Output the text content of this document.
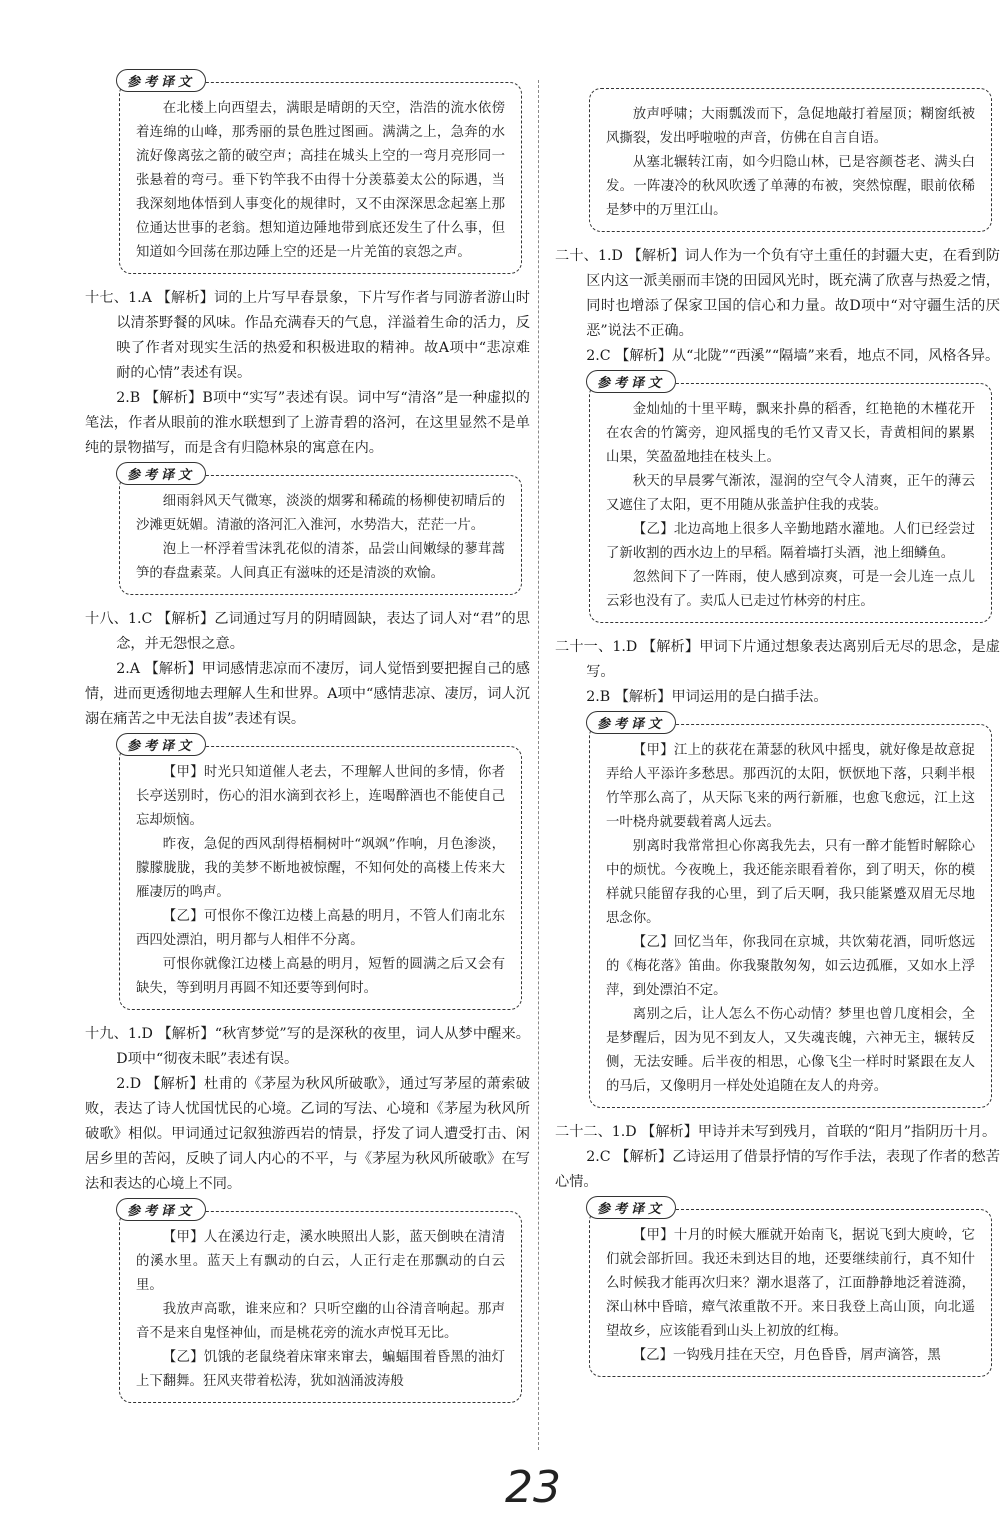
参考译文

在北楼上向西望去，满眼是晴朗的天空，浩浩的流水依傍着连绵的山峰，那秀丽的景色胜过图画。满满之上，急奔的水流好像离弦之箭的破空声；高挂在城头上空的一弯月亮形同一张悬着的弯弓。垂下钓竿我不由得十分羡慕姜太公的际遇，当我深刻地体悟到人事变化的规律时，又不由深深思念起塞上那位通达世事的老翁。想知道边陲地带到底还发生了什么事，但知道如今回荡在那边陲上空的还是一片羌笛的哀怨之声。

十七、1.A 【解析】词的上片写早春景象，下片写作者与同游者游山时以清茶野餐的风味。作品充满春天的气息，洋溢着生命的活力，反映了作者对现实生活的热爱和积极进取的精神。故A项中“悲凉难耐的心情”表述有误。

2.B 【解析】B项中“实写”表述有误。词中写“清洛”是一种虚拟的笔法，作者从眼前的淮水联想到了上游青碧的洛河，在这里显然不是单纯的景物描写，而是含有归隐林泉的寓意在内。

参考译文

细雨斜风天气微寒，淡淡的烟雾和稀疏的杨柳使初晴后的沙滩更妩媚。清澈的洛河汇入淮河，水势浩大，茫茫一片。

泡上一杯浮着雪沫乳花似的清茶，品尝山间嫩绿的蓼茸蒿笋的春盘素菜。人间真正有滋味的还是清淡的欢愉。

十八、1.C 【解析】乙词通过写月的阴晴圆缺，表达了词人对“君”的思念，并无怨恨之意。

2.A 【解析】甲词感情悲凉而不凄厉，词人觉悟到要把握自己的感情，进而更透彻地去理解人生和世界。A项中“感情悲凉、凄厉，词人沉溺在痛苦之中无法自拔”表述有误。

参考译文

【甲】时光只知道催人老去，不理解人世间的多情，你者长亭送别时，伤心的泪水滴到衣衫上，连喝醉酒也不能使自己忘却烦恼。

昨夜，急促的西风刮得梧桐树叶“飒飒”作响，月色渗淡，朦朦胧胧，我的美梦不断地被惊醒，不知何处的高楼上传来大雁凄厉的鸣声。

【乙】可恨你不像江边楼上高悬的明月，不管人们南北东西四处漂泊，明月都与人相伴不分离。

可恨你就像江边楼上高悬的明月，短暂的圆满之后又会有缺失，等到明月再圆不知还要等到何时。

十九、1.D 【解析】“秋宵梦觉”写的是深秋的夜里，词人从梦中醒来。D项中“彻夜未眠”表述有误。

2.D 【解析】杜甫的《茅屋为秋风所破歌》，通过写茅屋的萧索破败，表达了诗人忧国忧民的心境。乙词的写法、心境和《茅屋为秋风所破歌》相似。甲词通过记叙独游西岩的情景，抒发了词人遭受打击、闲居乡里的苦闷，反映了词人内心的不平，与《茅屋为秋风所破歌》在写法和表达的心境上不同。

参考译文

【甲】人在溪边行走，溪水映照出人影，蓝天倒映在清清的溪水里。蓝天上有飘动的白云，人正行走在那飘动的白云里。

我放声高歌，谁来应和？只听空幽的山谷清音响起。那声音不是来自鬼怪神仙，而是桃花旁的流水声悦耳无比。

【乙】饥饿的老鼠绕着床窜来窜去，蝙蝠围着昏黑的油灯上下翻舞。狂风夹带着松涛，犹如汹涌波涛般

放声呼啸；大雨瓢泼而下，急促地敲打着屋顶；糊窗纸被风撕裂，发出呼啦啦的声音，仿佛在自言自语。

从塞北辗转江南，如今归隐山林，已是容颜苍老、满头白发。一阵凄冷的秋风吹透了单薄的布被，突然惊醒，眼前依稀是梦中的万里江山。

二十、1.D 【解析】词人作为一个负有守土重任的封疆大吏，在看到防区内这一派美丽而丰饶的田园风光时，既充满了欣喜与热爱之情，同时也增添了保家卫国的信心和力量。故D项中“对守疆生活的厌恶”说法不正确。

2.C 【解析】从“北陇”“西溪”“隔墙”来看，地点不同，风格各异。

参考译文

金灿灿的十里平畴，飘来扑鼻的稻香，红艳艳的木槿花开在农舍的竹篱旁，迎风摇曳的毛竹又青又长，青黄相间的累累山果，笑盈盈地挂在枝头上。

秋天的早晨雾气渐浓，湿润的空气令人清爽，正午的薄云又遮住了太阳，更不用随从张盖护住我的戎装。

【乙】北边高地上很多人辛勤地踏水灌地。人们已经尝过了新收割的西水边上的早稻。隔着墙打头酒，池上细鳞鱼。

忽然间下了一阵雨，使人感到凉爽，可是一会儿连一点儿云彩也没有了。卖瓜人已走过竹林旁的村庄。

二十一、1.D 【解析】甲词下片通过想象表达离别后无尽的思念，是虚写。

2.B 【解析】甲词运用的是白描手法。

参考译文

【甲】江上的荻花在萧瑟的秋风中摇曳，就好像是故意捉弄给人平添许多愁思。那西沉的太阳，恹恹地下落，只剩半根竹竿那么高了，从天际飞来的两行新雁，也愈飞愈远，江上这一叶桡舟就要载着离人远去。

别离时我常常担心你离我先去，只有一醉才能暂时解除心中的烦忧。今夜晚上，我还能亲眼看着你，到了明天，你的模样就只能留存我的心里，到了后天啊，我只能紧蹙双眉无尽地思念你。

【乙】回忆当年，你我同在京城，共饮菊花酒，同听悠远的《梅花落》笛曲。你我聚散匆匆，如云边孤雁，又如水上浮萍，到处漂泊不定。

离别之后，让人怎么不伤心动情？梦里也曾几度相会，全是梦醒后，因为见不到友人，又失魂丧魄，六神无主，辗转反侧，无法安睡。后半夜的相思，心像飞尘一样时时紧跟在友人的马后，又像明月一样处处追随在友人的舟旁。

二十二、1.D 【解析】甲诗并未写到残月，首联的“阳月”指阴历十月。

2.C 【解析】乙诗运用了借景抒情的写作手法，表现了作者的愁苦心情。

参考译文

【甲】十月的时候大雁就开始南飞，据说飞到大庾岭，它们就会部折回。我还未到达目的地，还要继续前行，真不知什么时候我才能再次归来？潮水退落了，江面静静地泛着涟漪，深山林中昏暗，瘴气浓重散不开。来日我登上高山顶，向北遥望故乡，应该能看到山头上初放的红梅。

【乙】一钩残月挂在天空，月色昏昏，屑声滴答，黑

23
──────
• [Exercise]:
Restate the whole listing above exactly, except for its images.

• [The output]:
Output the text content of this document.
参考译文

在北楼上向西望去，满眼是晴朗的天空，浩浩的流水依傍着连绵的山峰，那秀丽的景色胜过图画。满满之上，急奔的水流好像离弦之箭的破空声；高挂在城头上空的一弯月亮形同一张悬着的弯弓。垂下钓竿我不由得十分羡慕姜太公的际遇，当我深刻地体悟到人事变化的规律时，又不由深深思念起塞上那位通达世事的老翁。想知道边陲地带到底还发生了什么事，但知道如今回荡在那边陲上空的还是一片羌笛的哀怨之声。

十七、1.A 【解析】词的上片写早春景象，下片写作者与同游者游山时以清茶野餐的风味。作品充满春天的气息，洋溢着生命的活力，反映了作者对现实生活的热爱和积极进取的精神。故A项中“悲凉难耐的心情”表述有误。

2.B 【解析】B项中“实写”表述有误。词中写“清洛”是一种虚拟的笔法，作者从眼前的淮水联想到了上游青碧的洛河，在这里显然不是单纯的景物描写，而是含有归隐林泉的寓意在内。

参考译文

细雨斜风天气微寒，淡淡的烟雾和稀疏的杨柳使初晴后的沙滩更妩媚。清澈的洛河汇入淮河，水势浩大，茫茫一片。

泡上一杯浮着雪沫乳花似的清茶，品尝山间嫩绿的蓼茸蒿笋的春盘素菜。人间真正有滋味的还是清淡的欢愉。

十八、1.C 【解析】乙词通过写月的阴晴圆缺，表达了词人对“君”的思念，并无怨恨之意。

2.A 【解析】甲词感情悲凉而不凄厉，词人觉悟到要把握自己的感情，进而更透彻地去理解人生和世界。A项中“感情悲凉、凄厉，词人沉溺在痛苦之中无法自拔”表述有误。

参考译文

【甲】时光只知道催人老去，不理解人世间的多情，你者长亭送别时，伤心的泪水滴到衣衫上，连喝醉酒也不能使自己忘却烦恼。

昨夜，急促的西风刮得梧桐树叶“飒飒”作响，月色渗淡，朦朦胧胧，我的美梦不断地被惊醒，不知何处的高楼上传来大雁凄厉的鸣声。

【乙】可恨你不像江边楼上高悬的明月，不管人们南北东西四处漂泊，明月都与人相伴不分离。

可恨你就像江边楼上高悬的明月，短暂的圆满之后又会有缺失，等到明月再圆不知还要等到何时。

十九、1.D 【解析】“秋宵梦觉”写的是深秋的夜里，词人从梦中醒来。D项中“彻夜未眠”表述有误。

2.D 【解析】杜甫的《茅屋为秋风所破歌》，通过写茅屋的萧索破败，表达了诗人忧国忧民的心境。乙词的写法、心境和《茅屋为秋风所破歌》相似。甲词通过记叙独游西岩的情景，抒发了词人遭受打击、闲居乡里的苦闷，反映了词人内心的不平，与《茅屋为秋风所破歌》在写法和表达的心境上不同。

参考译文

【甲】人在溪边行走，溪水映照出人影，蓝天倒映在清清的溪水里。蓝天上有飘动的白云，人正行走在那飘动的白云里。

我放声高歌，谁来应和？只听空幽的山谷清音响起。那声音不是来自鬼怪神仙，而是桃花旁的流水声悦耳无比。

【乙】饥饿的老鼠绕着床窜来窜去，蝙蝠围着昏黑的油灯上下翻舞。狂风夹带着松涛，犹如汹涌波涛般

放声呼啸；大雨瓢泼而下，急促地敲打着屋顶；糊窗纸被风撕裂，发出呼啦啦的声音，仿佛在自言自语。

从塞北辗转江南，如今归隐山林，已是容颜苍老、满头白发。一阵凄冷的秋风吹透了单薄的布被，突然惊醒，眼前依稀是梦中的万里江山。

二十、1.D 【解析】词人作为一个负有守土重任的封疆大吏，在看到防区内这一派美丽而丰饶的田园风光时，既充满了欣喜与热爱之情，同时也增添了保家卫国的信心和力量。故D项中“对守疆生活的厌恶”说法不正确。

2.C 【解析】从“北陇”“西溪”“隔墙”来看，地点不同，风格各异。

参考译文

金灿灿的十里平畴，飘来扑鼻的稻香，红艳艳的木槿花开在农舍的竹篱旁，迎风摇曳的毛竹又青又长，青黄相间的累累山果，笑盈盈地挂在枝头上。

秋天的早晨雾气渐浓，湿润的空气令人清爽，正午的薄云又遮住了太阳，更不用随从张盖护住我的戎装。

【乙】北边高地上很多人辛勤地踏水灌地。人们已经尝过了新收割的西水边上的早稻。隔着墙打头酒，池上细鳞鱼。

忽然间下了一阵雨，使人感到凉爽，可是一会儿连一点儿云彩也没有了。卖瓜人已走过竹林旁的村庄。

二十一、1.D 【解析】甲词下片通过想象表达离别后无尽的思念，是虚写。

2.B 【解析】甲词运用的是白描手法。

参考译文

【甲】江上的荻花在萧瑟的秋风中摇曳，就好像是故意捉弄给人平添许多愁思。那西沉的太阳，恹恹地下落，只剩半根竹竿那么高了，从天际飞来的两行新雁，也愈飞愈远，江上这一叶桡舟就要载着离人远去。

别离时我常常担心你离我先去，只有一醉才能暂时解除心中的烦忧。今夜晚上，我还能亲眼看着你，到了明天，你的模样就只能留存我的心里，到了后天啊，我只能紧蹙双眉无尽地思念你。

【乙】回忆当年，你我同在京城，共饮菊花酒，同听悠远的《梅花落》笛曲。你我聚散匆匆，如云边孤雁，又如水上浮萍，到处漂泊不定。

离别之后，让人怎么不伤心动情？梦里也曾几度相会，全是梦醒后，因为见不到友人，又失魂丧魄，六神无主，辗转反侧，无法安睡。后半夜的相思，心像飞尘一样时时紧跟在友人的马后，又像明月一样处处追随在友人的舟旁。

二十二、1.D 【解析】甲诗并未写到残月，首联的“阳月”指阴历十月。

2.C 【解析】乙诗运用了借景抒情的写作手法，表现了作者的愁苦心情。

参考译文

【甲】十月的时候大雁就开始南飞，据说飞到大庾岭，它们就会部折回。我还未到达目的地，还要继续前行，真不知什么时候我才能再次归来？潮水退落了，江面静静地泛着涟漪，深山林中昏暗，瘴气浓重散不开。来日我登上高山顶，向北遥望故乡，应该能看到山头上初放的红梅。

【乙】一钩残月挂在天空，月色昏昏，屑声滴答，黑

23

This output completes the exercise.